┏━━

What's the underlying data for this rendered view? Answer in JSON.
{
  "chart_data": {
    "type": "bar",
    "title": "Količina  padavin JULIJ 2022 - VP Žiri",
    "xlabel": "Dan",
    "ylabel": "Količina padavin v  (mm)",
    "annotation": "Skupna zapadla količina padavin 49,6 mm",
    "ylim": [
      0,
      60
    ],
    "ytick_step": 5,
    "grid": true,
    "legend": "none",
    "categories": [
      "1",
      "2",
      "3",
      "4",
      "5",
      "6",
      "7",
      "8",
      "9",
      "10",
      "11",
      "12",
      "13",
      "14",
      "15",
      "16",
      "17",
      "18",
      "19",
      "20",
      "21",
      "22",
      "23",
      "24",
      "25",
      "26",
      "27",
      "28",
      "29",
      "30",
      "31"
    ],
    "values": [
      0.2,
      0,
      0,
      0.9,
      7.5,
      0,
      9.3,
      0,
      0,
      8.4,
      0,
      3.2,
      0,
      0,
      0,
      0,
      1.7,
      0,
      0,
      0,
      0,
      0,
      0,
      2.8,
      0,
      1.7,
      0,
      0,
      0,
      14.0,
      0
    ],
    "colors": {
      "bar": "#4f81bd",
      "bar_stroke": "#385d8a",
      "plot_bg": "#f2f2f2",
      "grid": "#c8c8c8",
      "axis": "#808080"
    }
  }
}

┗━━

**PROBLEM DESCRIPTION:**
Select, from the listing, all lines that include the word "padavin".

**RESULT OF THE EXERCISE:**
    "title": "Količina  padavin JULIJ 2022 - VP Žiri",
    "ylabel": "Količina padavin v  (mm)",
    "annotation": "Skupna zapadla količina padavin 49,6 mm",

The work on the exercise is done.